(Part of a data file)
__________________________________________________

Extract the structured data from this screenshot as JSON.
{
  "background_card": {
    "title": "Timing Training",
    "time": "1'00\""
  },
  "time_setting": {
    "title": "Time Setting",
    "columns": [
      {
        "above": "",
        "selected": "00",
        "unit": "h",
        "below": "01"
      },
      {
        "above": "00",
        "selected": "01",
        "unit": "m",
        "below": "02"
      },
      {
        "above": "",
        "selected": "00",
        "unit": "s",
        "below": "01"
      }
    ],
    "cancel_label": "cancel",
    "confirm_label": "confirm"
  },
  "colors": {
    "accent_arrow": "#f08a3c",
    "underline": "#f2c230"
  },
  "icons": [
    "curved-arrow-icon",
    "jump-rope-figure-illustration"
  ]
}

__________________________________________________

[Written task]: Repeat the records above exactly as they appear.

[Solution]:
Extract the structured data from this screenshot as JSON.
{
  "background_card": {
    "title": "Timing Training",
    "time": "1'00\""
  },
  "time_setting": {
    "title": "Time Setting",
    "columns": [
      {
        "above": "",
        "selected": "00",
        "unit": "h",
        "below": "01"
      },
      {
        "above": "00",
        "selected": "01",
        "unit": "m",
        "below": "02"
      },
      {
        "above": "",
        "selected": "00",
        "unit": "s",
        "below": "01"
      }
    ],
    "cancel_label": "cancel",
    "confirm_label": "confirm"
  },
  "colors": {
    "accent_arrow": "#f08a3c",
    "underline": "#f2c230"
  },
  "icons": [
    "curved-arrow-icon",
    "jump-rope-figure-illustration"
  ]
}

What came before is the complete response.